### INSTRUCTIONS TO FOLLOW
Can you pull out each line of the data below that includes the word "excitation"?

### RAW DATA
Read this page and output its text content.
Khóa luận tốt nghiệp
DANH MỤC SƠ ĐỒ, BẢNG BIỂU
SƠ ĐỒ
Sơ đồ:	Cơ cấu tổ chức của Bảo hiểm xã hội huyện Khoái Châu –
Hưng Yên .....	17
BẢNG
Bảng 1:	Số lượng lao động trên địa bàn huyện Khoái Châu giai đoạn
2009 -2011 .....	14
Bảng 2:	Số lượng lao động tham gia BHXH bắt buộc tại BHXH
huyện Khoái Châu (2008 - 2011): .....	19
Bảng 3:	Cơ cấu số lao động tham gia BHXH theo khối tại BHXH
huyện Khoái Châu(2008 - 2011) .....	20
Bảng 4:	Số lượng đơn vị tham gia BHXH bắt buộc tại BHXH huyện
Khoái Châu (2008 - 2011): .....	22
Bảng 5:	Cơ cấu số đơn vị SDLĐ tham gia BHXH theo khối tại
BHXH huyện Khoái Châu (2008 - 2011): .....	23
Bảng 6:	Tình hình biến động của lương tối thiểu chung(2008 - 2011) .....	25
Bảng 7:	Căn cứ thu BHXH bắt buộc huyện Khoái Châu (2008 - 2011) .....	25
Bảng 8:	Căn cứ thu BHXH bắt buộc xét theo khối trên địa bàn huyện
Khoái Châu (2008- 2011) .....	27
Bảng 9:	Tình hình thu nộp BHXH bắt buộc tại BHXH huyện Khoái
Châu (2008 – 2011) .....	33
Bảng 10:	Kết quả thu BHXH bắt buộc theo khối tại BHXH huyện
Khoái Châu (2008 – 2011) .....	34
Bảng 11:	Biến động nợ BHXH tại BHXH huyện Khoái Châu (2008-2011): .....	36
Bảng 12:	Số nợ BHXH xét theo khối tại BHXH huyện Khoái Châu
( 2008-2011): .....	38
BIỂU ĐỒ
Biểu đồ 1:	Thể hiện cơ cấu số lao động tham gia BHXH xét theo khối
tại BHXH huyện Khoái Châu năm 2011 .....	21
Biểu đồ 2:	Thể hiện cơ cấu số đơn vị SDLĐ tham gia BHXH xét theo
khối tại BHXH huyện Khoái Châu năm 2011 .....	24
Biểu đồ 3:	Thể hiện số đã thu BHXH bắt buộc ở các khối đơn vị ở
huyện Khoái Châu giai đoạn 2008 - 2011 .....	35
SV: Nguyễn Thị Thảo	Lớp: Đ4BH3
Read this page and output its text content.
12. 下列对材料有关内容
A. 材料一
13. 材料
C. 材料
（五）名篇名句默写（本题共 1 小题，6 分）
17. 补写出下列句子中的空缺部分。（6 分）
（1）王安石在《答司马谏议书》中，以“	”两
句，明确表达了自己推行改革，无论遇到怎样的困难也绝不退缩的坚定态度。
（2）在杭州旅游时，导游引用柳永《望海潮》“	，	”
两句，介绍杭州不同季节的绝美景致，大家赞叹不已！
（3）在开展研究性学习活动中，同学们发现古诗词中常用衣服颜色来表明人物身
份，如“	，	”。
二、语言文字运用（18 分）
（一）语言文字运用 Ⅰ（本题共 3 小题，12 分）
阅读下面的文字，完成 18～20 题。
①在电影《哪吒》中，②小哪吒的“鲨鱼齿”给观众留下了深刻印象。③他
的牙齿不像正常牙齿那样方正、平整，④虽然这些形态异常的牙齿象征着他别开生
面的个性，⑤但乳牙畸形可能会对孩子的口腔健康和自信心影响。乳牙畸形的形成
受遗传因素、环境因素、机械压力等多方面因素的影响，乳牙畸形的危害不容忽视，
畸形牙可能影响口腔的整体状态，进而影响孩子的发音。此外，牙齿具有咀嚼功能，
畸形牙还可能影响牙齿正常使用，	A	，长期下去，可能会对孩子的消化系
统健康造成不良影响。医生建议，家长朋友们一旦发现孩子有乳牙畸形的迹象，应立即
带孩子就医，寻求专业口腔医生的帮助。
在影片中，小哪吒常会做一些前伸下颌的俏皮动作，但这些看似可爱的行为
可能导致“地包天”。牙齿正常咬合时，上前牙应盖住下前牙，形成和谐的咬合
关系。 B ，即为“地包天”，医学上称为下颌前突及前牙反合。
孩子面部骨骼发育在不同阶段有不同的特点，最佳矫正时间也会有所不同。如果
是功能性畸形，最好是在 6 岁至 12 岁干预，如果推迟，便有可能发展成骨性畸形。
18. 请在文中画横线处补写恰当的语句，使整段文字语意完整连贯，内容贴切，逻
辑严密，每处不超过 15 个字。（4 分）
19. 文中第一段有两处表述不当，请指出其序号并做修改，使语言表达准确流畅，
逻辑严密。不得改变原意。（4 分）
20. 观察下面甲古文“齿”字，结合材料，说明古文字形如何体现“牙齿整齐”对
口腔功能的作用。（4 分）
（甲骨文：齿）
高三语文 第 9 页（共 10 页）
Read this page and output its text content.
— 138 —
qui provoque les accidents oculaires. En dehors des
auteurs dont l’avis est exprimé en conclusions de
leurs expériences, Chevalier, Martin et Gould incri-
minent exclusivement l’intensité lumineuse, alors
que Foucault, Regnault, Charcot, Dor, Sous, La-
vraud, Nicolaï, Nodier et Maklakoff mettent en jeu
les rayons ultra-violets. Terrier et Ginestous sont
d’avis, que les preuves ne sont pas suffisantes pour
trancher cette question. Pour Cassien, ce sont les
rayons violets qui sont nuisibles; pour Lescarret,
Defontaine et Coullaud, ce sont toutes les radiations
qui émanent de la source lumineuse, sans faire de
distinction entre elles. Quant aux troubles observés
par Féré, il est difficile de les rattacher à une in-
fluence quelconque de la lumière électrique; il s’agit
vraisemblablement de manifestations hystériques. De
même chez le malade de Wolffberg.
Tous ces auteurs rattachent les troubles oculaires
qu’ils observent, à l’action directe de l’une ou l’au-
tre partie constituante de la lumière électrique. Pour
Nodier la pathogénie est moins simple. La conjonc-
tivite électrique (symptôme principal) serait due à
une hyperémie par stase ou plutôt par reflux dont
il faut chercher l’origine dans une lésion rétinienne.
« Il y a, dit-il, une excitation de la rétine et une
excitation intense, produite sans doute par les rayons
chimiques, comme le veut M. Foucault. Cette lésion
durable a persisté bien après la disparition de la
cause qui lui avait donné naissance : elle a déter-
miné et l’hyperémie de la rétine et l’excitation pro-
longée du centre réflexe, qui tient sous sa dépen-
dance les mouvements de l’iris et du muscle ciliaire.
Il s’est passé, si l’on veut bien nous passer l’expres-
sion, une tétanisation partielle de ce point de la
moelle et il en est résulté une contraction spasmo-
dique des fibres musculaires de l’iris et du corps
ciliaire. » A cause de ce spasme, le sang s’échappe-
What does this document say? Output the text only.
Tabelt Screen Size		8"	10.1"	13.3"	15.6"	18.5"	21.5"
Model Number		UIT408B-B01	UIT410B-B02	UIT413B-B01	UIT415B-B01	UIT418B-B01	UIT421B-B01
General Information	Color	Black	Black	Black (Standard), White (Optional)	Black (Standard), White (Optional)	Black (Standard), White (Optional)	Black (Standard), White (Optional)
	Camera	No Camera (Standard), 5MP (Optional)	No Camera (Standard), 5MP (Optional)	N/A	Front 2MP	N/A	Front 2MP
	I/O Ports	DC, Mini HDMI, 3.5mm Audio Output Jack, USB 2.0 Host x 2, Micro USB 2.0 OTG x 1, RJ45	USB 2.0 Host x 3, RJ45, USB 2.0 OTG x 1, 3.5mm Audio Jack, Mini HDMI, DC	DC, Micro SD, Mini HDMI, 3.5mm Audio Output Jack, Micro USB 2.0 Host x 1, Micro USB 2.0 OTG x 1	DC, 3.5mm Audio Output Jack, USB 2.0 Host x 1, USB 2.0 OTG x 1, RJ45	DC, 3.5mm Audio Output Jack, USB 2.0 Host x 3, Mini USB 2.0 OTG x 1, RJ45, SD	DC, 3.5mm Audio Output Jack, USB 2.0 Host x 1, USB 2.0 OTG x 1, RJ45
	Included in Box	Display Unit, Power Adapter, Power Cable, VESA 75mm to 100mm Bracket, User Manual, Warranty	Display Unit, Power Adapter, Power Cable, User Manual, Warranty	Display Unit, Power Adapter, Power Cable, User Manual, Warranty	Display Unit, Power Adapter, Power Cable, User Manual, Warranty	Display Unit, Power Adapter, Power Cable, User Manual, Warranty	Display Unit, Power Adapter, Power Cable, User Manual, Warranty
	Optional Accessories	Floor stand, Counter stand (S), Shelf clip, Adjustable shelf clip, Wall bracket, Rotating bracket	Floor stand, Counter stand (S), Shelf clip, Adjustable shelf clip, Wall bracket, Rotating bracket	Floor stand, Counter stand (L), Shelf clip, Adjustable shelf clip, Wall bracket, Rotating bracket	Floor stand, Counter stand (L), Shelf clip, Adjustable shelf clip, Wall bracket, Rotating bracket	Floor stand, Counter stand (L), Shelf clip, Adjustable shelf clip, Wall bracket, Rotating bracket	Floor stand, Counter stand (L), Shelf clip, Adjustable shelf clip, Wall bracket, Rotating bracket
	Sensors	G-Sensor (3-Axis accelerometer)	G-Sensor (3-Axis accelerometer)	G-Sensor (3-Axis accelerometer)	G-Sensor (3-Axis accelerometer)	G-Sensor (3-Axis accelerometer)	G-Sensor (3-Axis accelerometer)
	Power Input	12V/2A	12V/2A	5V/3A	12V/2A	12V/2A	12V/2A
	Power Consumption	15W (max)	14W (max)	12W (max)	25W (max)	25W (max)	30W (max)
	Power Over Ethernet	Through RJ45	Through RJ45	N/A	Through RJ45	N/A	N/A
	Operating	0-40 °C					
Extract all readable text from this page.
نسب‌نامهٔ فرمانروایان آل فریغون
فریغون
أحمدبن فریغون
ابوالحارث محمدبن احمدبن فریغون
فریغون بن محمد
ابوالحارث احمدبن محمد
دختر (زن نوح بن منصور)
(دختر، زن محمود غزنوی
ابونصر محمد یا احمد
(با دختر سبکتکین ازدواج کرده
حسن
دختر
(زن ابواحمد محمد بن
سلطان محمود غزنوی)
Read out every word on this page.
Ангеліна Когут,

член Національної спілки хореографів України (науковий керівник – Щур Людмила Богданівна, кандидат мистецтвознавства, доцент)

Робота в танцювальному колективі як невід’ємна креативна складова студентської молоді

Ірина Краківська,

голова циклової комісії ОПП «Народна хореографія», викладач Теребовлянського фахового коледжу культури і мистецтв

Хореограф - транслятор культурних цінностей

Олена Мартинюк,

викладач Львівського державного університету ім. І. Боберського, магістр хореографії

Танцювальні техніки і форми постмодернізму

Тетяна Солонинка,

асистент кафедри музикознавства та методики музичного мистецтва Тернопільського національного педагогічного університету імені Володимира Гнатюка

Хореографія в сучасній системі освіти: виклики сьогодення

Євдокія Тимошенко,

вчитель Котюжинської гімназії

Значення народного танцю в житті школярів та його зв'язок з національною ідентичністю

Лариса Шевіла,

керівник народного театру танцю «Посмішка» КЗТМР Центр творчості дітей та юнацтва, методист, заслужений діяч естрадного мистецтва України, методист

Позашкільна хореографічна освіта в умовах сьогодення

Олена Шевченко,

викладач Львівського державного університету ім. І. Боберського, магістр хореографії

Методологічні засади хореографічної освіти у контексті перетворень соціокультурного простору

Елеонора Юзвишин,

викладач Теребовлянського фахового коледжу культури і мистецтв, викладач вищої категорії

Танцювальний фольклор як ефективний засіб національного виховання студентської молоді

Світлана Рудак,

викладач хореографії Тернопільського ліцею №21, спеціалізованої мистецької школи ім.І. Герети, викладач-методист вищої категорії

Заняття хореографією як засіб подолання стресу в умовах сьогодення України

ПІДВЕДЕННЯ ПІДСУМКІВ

### FINISHED ANSWER
« Il y a, dit-il, une excitation de la rétine et une
excitation intense, produite sans doute par les rayons
miné et l’hyperémie de la rétine et l’excitation pro-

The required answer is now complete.